AIM: Please copy all the lines that follow, word for word.

Data entries for graphics
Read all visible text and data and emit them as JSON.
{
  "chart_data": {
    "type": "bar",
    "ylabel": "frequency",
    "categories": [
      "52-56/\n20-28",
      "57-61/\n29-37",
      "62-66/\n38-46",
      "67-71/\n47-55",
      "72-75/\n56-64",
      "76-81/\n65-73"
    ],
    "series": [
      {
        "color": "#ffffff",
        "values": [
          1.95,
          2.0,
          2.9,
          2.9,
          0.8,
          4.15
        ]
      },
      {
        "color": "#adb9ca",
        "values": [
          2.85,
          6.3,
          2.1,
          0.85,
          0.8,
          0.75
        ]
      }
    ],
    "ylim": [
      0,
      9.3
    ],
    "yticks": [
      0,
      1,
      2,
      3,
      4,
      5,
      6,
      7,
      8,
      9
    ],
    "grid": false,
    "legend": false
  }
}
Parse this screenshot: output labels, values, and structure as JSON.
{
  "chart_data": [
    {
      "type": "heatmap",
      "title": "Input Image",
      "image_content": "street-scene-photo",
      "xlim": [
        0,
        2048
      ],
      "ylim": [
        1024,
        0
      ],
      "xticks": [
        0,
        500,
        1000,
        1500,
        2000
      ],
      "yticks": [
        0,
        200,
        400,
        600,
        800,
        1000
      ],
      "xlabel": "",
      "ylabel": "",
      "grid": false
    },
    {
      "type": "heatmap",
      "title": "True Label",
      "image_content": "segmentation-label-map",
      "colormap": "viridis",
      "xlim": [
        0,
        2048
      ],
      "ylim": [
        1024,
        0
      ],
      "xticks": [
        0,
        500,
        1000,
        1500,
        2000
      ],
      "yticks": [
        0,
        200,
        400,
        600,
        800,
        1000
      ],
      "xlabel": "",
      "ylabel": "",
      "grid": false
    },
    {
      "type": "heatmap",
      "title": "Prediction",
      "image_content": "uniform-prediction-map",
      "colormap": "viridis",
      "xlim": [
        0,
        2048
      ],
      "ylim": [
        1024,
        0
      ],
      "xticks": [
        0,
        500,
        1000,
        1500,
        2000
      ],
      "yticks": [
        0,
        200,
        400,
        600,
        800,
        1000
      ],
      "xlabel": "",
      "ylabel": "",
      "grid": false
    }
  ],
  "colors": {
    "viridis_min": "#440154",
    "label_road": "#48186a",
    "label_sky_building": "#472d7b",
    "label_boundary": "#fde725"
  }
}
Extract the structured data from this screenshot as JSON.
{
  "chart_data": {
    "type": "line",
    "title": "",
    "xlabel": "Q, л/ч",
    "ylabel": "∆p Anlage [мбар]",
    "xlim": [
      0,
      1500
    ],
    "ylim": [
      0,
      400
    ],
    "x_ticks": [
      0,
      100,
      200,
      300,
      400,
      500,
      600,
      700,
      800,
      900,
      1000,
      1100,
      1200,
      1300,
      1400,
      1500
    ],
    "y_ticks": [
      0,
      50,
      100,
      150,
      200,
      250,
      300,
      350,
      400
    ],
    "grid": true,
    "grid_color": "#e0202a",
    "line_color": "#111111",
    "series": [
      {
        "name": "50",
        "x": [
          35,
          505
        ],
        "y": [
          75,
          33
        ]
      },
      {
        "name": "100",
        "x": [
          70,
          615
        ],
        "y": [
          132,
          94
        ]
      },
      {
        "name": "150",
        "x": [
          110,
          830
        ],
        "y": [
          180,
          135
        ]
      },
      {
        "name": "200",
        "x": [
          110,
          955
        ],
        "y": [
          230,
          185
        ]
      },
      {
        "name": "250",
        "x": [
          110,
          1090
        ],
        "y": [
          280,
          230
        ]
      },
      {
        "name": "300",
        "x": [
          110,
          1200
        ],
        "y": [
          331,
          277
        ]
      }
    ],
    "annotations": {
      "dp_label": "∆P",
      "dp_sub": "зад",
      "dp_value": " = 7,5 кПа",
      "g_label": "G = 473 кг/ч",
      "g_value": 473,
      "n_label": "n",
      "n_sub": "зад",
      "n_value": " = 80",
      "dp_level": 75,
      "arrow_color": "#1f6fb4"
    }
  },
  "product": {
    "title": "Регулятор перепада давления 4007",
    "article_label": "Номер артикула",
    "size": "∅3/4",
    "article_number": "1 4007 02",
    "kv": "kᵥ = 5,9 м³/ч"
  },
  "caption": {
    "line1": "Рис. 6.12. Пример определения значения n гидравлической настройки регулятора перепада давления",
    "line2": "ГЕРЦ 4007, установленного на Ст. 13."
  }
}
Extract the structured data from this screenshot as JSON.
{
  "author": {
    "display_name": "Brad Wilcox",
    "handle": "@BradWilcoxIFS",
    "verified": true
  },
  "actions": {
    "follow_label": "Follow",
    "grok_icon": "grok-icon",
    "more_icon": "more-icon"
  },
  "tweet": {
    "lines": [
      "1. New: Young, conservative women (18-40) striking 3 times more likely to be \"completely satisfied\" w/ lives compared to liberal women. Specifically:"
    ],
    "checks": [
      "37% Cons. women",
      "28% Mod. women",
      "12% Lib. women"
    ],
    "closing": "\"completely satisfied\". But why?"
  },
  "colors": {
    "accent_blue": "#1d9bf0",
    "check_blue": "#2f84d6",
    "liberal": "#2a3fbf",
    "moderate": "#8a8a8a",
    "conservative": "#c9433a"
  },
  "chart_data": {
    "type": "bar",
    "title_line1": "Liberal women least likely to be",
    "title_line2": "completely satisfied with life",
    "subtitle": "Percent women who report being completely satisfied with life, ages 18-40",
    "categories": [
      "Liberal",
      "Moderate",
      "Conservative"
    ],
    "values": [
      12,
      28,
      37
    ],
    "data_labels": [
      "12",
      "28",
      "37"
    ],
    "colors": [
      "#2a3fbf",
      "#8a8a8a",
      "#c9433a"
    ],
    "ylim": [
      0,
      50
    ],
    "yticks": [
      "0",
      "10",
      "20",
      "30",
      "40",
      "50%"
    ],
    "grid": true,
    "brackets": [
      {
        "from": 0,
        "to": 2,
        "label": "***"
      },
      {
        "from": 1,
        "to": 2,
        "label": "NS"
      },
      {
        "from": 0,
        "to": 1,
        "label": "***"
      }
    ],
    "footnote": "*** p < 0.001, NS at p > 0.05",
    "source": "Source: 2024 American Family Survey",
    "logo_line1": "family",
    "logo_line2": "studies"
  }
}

TASK SOLUTION:
Read all visible text and data and emit them as JSON.
{
  "chart_data": {
    "type": "bar",
    "ylabel": "frequency",
    "categories": [
      "52-56/\n20-28",
      "57-61/\n29-37",
      "62-66/\n38-46",
      "67-71/\n47-55",
      "72-75/\n56-64",
      "76-81/\n65-73"
    ],
    "series": [
      {
        "color": "#ffffff",
        "values": [
          1.95,
          2.0,
          2.9,
          2.9,
          0.8,
          4.15
        ]
      },
      {
        "color": "#adb9ca",
        "values": [
          2.85,
          6.3,
          2.1,
          0.85,
          0.8,
          0.75
        ]
      }
    ],
    "ylim": [
      0,
      9.3
    ],
    "yticks": [
      0,
      1,
      2,
      3,
      4,
      5,
      6,
      7,
      8,
      9
    ],
    "grid": false,
    "legend": false
  }
}
Parse this screenshot: output labels, values, and structure as JSON.
{
  "chart_data": [
    {
      "type": "heatmap",
      "title": "Input Image",
      "image_content": "street-scene-photo",
      "xlim": [
        0,
        2048
      ],
      "ylim": [
        1024,
        0
      ],
      "xticks": [
        0,
        500,
        1000,
        1500,
        2000
      ],
      "yticks": [
        0,
        200,
        400,
        600,
        800,
        1000
      ],
      "xlabel": "",
      "ylabel": "",
      "grid": false
    },
    {
      "type": "heatmap",
      "title": "True Label",
      "image_content": "segmentation-label-map",
      "colormap": "viridis",
      "xlim": [
        0,
        2048
      ],
      "ylim": [
        1024,
        0
      ],
      "xticks": [
        0,
        500,
        1000,
        1500,
        2000
      ],
      "yticks": [
        0,
        200,
        400,
        600,
        800,
        1000
      ],
      "xlabel": "",
      "ylabel": "",
      "grid": false
    },
    {
      "type": "heatmap",
      "title": "Prediction",
      "image_content": "uniform-prediction-map",
      "colormap": "viridis",
      "xlim": [
        0,
        2048
      ],
      "ylim": [
        1024,
        0
      ],
      "xticks": [
        0,
        500,
        1000,
        1500,
        2000
      ],
      "yticks": [
        0,
        200,
        400,
        600,
        800,
        1000
      ],
      "xlabel": "",
      "ylabel": "",
      "grid": false
    }
  ],
  "colors": {
    "viridis_min": "#440154",
    "label_road": "#48186a",
    "label_sky_building": "#472d7b",
    "label_boundary": "#fde725"
  }
}
Extract the structured data from this screenshot as JSON.
{
  "chart_data": {
    "type": "line",
    "title": "",
    "xlabel": "Q, л/ч",
    "ylabel": "∆p Anlage [мбар]",
    "xlim": [
      0,
      1500
    ],
    "ylim": [
      0,
      400
    ],
    "x_ticks": [
      0,
      100,
      200,
      300,
      400,
      500,
      600,
      700,
      800,
      900,
      1000,
      1100,
      1200,
      1300,
      1400,
      1500
    ],
    "y_ticks": [
      0,
      50,
      100,
      150,
      200,
      250,
      300,
      350,
      400
    ],
    "grid": true,
    "grid_color": "#e0202a",
    "line_color": "#111111",
    "series": [
      {
        "name": "50",
        "x": [
          35,
          505
        ],
        "y": [
          75,
          33
        ]
      },
      {
        "name": "100",
        "x": [
          70,
          615
        ],
        "y": [
          132,
          94
        ]
      },
      {
        "name": "150",
        "x": [
          110,
          830
        ],
        "y": [
          180,
          135
        ]
      },
      {
        "name": "200",
        "x": [
          110,
          955
        ],
        "y": [
          230,
          185
        ]
      },
      {
        "name": "250",
        "x": [
          110,
          1090
        ],
        "y": [
          280,
          230
        ]
      },
      {
        "name": "300",
        "x": [
          110,
          1200
        ],
        "y": [
          331,
          277
        ]
      }
    ],
    "annotations": {
      "dp_label": "∆P",
      "dp_sub": "зад",
      "dp_value": " = 7,5 кПа",
      "g_label": "G = 473 кг/ч",
      "g_value": 473,
      "n_label": "n",
      "n_sub": "зад",
      "n_value": " = 80",
      "dp_level": 75,
      "arrow_color": "#1f6fb4"
    }
  },
  "product": {
    "title": "Регулятор перепада давления 4007",
    "article_label": "Номер артикула",
    "size": "∅3/4",
    "article_number": "1 4007 02",
    "kv": "kᵥ = 5,9 м³/ч"
  },
  "caption": {
    "line1": "Рис. 6.12. Пример определения значения n гидравлической настройки регулятора перепада давления",
    "line2": "ГЕРЦ 4007, установленного на Ст. 13."
  }
}
Extract the structured data from this screenshot as JSON.
{
  "author": {
    "display_name": "Brad Wilcox",
    "handle": "@BradWilcoxIFS",
    "verified": true
  },
  "actions": {
    "follow_label": "Follow",
    "grok_icon": "grok-icon",
    "more_icon": "more-icon"
  },
  "tweet": {
    "lines": [
      "1. New: Young, conservative women (18-40) striking 3 times more likely to be \"completely satisfied\" w/ lives compared to liberal women. Specifically:"
    ],
    "checks": [
      "37% Cons. women",
      "28% Mod. women",
      "12% Lib. women"
    ],
    "closing": "\"completely satisfied\". But why?"
  },
  "colors": {
    "accent_blue": "#1d9bf0",
    "check_blue": "#2f84d6",
    "liberal": "#2a3fbf",
    "moderate": "#8a8a8a",
    "conservative": "#c9433a"
  },
  "chart_data": {
    "type": "bar",
    "title_line1": "Liberal women least likely to be",
    "title_line2": "completely satisfied with life",
    "subtitle": "Percent women who report being completely satisfied with life, ages 18-40",
    "categories": [
      "Liberal",
      "Moderate",
      "Conservative"
    ],
    "values": [
      12,
      28,
      37
    ],
    "data_labels": [
      "12",
      "28",
      "37"
    ],
    "colors": [
      "#2a3fbf",
      "#8a8a8a",
      "#c9433a"
    ],
    "ylim": [
      0,
      50
    ],
    "yticks": [
      "0",
      "10",
      "20",
      "30",
      "40",
      "50%"
    ],
    "grid": true,
    "brackets": [
      {
        "from": 0,
        "to": 2,
        "label": "***"
      },
      {
        "from": 1,
        "to": 2,
        "label": "NS"
      },
      {
        "from": 0,
        "to": 1,
        "label": "***"
      }
    ],
    "footnote": "*** p < 0.001, NS at p > 0.05",
    "source": "Source: 2024 American Family Survey",
    "logo_line1": "family",
    "logo_line2": "studies"
  }
}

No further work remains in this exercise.